Task to carry out:
Repeat the entire listing exactly as written.

Records for this task:
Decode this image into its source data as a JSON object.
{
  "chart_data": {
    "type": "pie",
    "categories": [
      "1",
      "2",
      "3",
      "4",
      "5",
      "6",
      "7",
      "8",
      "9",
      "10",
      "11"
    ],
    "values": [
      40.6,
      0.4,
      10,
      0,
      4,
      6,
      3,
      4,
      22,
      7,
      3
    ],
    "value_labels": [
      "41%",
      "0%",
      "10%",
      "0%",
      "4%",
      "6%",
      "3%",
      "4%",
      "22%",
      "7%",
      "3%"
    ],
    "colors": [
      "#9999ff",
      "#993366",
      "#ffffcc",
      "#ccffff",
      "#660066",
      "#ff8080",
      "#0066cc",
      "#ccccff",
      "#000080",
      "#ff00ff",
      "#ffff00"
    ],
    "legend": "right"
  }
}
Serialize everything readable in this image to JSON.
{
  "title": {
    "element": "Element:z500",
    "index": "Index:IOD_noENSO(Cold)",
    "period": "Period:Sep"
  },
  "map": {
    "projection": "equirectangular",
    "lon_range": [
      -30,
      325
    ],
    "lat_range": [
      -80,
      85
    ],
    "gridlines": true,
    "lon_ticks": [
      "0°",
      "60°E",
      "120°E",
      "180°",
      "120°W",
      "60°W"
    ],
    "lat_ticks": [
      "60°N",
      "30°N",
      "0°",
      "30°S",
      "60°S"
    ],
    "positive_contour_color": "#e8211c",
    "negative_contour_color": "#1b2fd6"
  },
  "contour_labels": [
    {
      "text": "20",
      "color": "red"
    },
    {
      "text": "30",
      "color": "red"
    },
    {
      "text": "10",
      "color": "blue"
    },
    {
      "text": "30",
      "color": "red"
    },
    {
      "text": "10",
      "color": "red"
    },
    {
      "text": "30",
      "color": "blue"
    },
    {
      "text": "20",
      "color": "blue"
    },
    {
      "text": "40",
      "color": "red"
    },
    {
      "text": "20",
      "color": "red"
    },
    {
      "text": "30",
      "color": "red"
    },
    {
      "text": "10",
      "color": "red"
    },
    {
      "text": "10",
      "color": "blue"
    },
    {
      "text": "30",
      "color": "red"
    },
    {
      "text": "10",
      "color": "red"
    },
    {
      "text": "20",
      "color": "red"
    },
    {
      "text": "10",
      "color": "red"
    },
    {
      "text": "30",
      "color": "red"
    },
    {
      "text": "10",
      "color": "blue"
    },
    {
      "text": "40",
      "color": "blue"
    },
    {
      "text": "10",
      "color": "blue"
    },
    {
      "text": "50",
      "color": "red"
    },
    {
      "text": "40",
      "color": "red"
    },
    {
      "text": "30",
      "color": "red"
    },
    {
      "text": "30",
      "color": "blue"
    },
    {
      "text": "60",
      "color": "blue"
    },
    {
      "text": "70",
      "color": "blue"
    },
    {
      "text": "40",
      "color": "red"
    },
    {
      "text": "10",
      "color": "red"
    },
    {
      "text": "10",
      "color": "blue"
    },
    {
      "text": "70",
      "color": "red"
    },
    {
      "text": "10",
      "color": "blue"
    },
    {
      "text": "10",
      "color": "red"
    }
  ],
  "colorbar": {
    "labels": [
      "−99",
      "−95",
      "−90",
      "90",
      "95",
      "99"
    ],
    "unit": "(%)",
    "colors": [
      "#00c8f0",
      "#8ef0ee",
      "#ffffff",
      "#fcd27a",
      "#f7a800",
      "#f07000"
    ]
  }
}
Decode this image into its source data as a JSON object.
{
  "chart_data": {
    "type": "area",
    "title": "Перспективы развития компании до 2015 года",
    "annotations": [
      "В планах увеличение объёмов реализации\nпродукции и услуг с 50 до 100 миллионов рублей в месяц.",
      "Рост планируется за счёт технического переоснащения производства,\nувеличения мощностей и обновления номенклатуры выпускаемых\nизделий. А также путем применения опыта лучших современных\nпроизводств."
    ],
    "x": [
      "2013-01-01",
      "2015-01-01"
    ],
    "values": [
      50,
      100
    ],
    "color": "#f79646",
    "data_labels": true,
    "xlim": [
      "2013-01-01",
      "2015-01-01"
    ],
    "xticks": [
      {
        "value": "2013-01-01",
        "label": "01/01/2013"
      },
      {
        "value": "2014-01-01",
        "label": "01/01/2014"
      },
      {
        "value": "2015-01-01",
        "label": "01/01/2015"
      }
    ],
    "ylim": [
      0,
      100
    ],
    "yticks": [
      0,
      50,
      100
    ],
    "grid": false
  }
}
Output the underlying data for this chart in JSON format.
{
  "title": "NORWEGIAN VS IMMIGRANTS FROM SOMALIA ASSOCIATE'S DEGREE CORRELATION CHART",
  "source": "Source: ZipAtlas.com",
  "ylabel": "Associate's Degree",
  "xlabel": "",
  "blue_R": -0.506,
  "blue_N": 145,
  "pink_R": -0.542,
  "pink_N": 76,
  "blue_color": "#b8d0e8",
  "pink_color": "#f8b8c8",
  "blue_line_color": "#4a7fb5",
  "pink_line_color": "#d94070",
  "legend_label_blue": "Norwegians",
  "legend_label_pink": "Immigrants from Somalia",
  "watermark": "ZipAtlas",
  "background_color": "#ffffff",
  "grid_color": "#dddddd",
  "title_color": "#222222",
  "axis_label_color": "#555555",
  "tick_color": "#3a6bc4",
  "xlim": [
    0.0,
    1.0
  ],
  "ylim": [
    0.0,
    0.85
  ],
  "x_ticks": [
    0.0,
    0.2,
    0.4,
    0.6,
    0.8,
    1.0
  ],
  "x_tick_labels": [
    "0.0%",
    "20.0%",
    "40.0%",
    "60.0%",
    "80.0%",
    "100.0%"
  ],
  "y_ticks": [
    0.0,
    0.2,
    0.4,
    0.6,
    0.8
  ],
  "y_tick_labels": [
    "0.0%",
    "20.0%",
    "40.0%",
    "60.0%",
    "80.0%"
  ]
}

Exercise solution:
Decode this image into its source data as a JSON object.
{
  "chart_data": {
    "type": "pie",
    "categories": [
      "1",
      "2",
      "3",
      "4",
      "5",
      "6",
      "7",
      "8",
      "9",
      "10",
      "11"
    ],
    "values": [
      40.6,
      0.4,
      10,
      0,
      4,
      6,
      3,
      4,
      22,
      7,
      3
    ],
    "value_labels": [
      "41%",
      "0%",
      "10%",
      "0%",
      "4%",
      "6%",
      "3%",
      "4%",
      "22%",
      "7%",
      "3%"
    ],
    "colors": [
      "#9999ff",
      "#993366",
      "#ffffcc",
      "#ccffff",
      "#660066",
      "#ff8080",
      "#0066cc",
      "#ccccff",
      "#000080",
      "#ff00ff",
      "#ffff00"
    ],
    "legend": "right"
  }
}
Serialize everything readable in this image to JSON.
{
  "title": {
    "element": "Element:z500",
    "index": "Index:IOD_noENSO(Cold)",
    "period": "Period:Sep"
  },
  "map": {
    "projection": "equirectangular",
    "lon_range": [
      -30,
      325
    ],
    "lat_range": [
      -80,
      85
    ],
    "gridlines": true,
    "lon_ticks": [
      "0°",
      "60°E",
      "120°E",
      "180°",
      "120°W",
      "60°W"
    ],
    "lat_ticks": [
      "60°N",
      "30°N",
      "0°",
      "30°S",
      "60°S"
    ],
    "positive_contour_color": "#e8211c",
    "negative_contour_color": "#1b2fd6"
  },
  "contour_labels": [
    {
      "text": "20",
      "color": "red"
    },
    {
      "text": "30",
      "color": "red"
    },
    {
      "text": "10",
      "color": "blue"
    },
    {
      "text": "30",
      "color": "red"
    },
    {
      "text": "10",
      "color": "red"
    },
    {
      "text": "30",
      "color": "blue"
    },
    {
      "text": "20",
      "color": "blue"
    },
    {
      "text": "40",
      "color": "red"
    },
    {
      "text": "20",
      "color": "red"
    },
    {
      "text": "30",
      "color": "red"
    },
    {
      "text": "10",
      "color": "red"
    },
    {
      "text": "10",
      "color": "blue"
    },
    {
      "text": "30",
      "color": "red"
    },
    {
      "text": "10",
      "color": "red"
    },
    {
      "text": "20",
      "color": "red"
    },
    {
      "text": "10",
      "color": "red"
    },
    {
      "text": "30",
      "color": "red"
    },
    {
      "text": "10",
      "color": "blue"
    },
    {
      "text": "40",
      "color": "blue"
    },
    {
      "text": "10",
      "color": "blue"
    },
    {
      "text": "50",
      "color": "red"
    },
    {
      "text": "40",
      "color": "red"
    },
    {
      "text": "30",
      "color": "red"
    },
    {
      "text": "30",
      "color": "blue"
    },
    {
      "text": "60",
      "color": "blue"
    },
    {
      "text": "70",
      "color": "blue"
    },
    {
      "text": "40",
      "color": "red"
    },
    {
      "text": "10",
      "color": "red"
    },
    {
      "text": "10",
      "color": "blue"
    },
    {
      "text": "70",
      "color": "red"
    },
    {
      "text": "10",
      "color": "blue"
    },
    {
      "text": "10",
      "color": "red"
    }
  ],
  "colorbar": {
    "labels": [
      "−99",
      "−95",
      "−90",
      "90",
      "95",
      "99"
    ],
    "unit": "(%)",
    "colors": [
      "#00c8f0",
      "#8ef0ee",
      "#ffffff",
      "#fcd27a",
      "#f7a800",
      "#f07000"
    ]
  }
}
Decode this image into its source data as a JSON object.
{
  "chart_data": {
    "type": "area",
    "title": "Перспективы развития компании до 2015 года",
    "annotations": [
      "В планах увеличение объёмов реализации\nпродукции и услуг с 50 до 100 миллионов рублей в месяц.",
      "Рост планируется за счёт технического переоснащения производства,\nувеличения мощностей и обновления номенклатуры выпускаемых\nизделий. А также путем применения опыта лучших современных\nпроизводств."
    ],
    "x": [
      "2013-01-01",
      "2015-01-01"
    ],
    "values": [
      50,
      100
    ],
    "color": "#f79646",
    "data_labels": true,
    "xlim": [
      "2013-01-01",
      "2015-01-01"
    ],
    "xticks": [
      {
        "value": "2013-01-01",
        "label": "01/01/2013"
      },
      {
        "value": "2014-01-01",
        "label": "01/01/2014"
      },
      {
        "value": "2015-01-01",
        "label": "01/01/2015"
      }
    ],
    "ylim": [
      0,
      100
    ],
    "yticks": [
      0,
      50,
      100
    ],
    "grid": false
  }
}
Output the underlying data for this chart in JSON format.
{
  "title": "NORWEGIAN VS IMMIGRANTS FROM SOMALIA ASSOCIATE'S DEGREE CORRELATION CHART",
  "source": "Source: ZipAtlas.com",
  "ylabel": "Associate's Degree",
  "xlabel": "",
  "blue_R": -0.506,
  "blue_N": 145,
  "pink_R": -0.542,
  "pink_N": 76,
  "blue_color": "#b8d0e8",
  "pink_color": "#f8b8c8",
  "blue_line_color": "#4a7fb5",
  "pink_line_color": "#d94070",
  "legend_label_blue": "Norwegians",
  "legend_label_pink": "Immigrants from Somalia",
  "watermark": "ZipAtlas",
  "background_color": "#ffffff",
  "grid_color": "#dddddd",
  "title_color": "#222222",
  "axis_label_color": "#555555",
  "tick_color": "#3a6bc4",
  "xlim": [
    0.0,
    1.0
  ],
  "ylim": [
    0.0,
    0.85
  ],
  "x_ticks": [
    0.0,
    0.2,
    0.4,
    0.6,
    0.8,
    1.0
  ],
  "x_tick_labels": [
    "0.0%",
    "20.0%",
    "40.0%",
    "60.0%",
    "80.0%",
    "100.0%"
  ],
  "y_ticks": [
    0.0,
    0.2,
    0.4,
    0.6,
    0.8
  ],
  "y_tick_labels": [
    "0.0%",
    "20.0%",
    "40.0%",
    "60.0%",
    "80.0%"
  ]
}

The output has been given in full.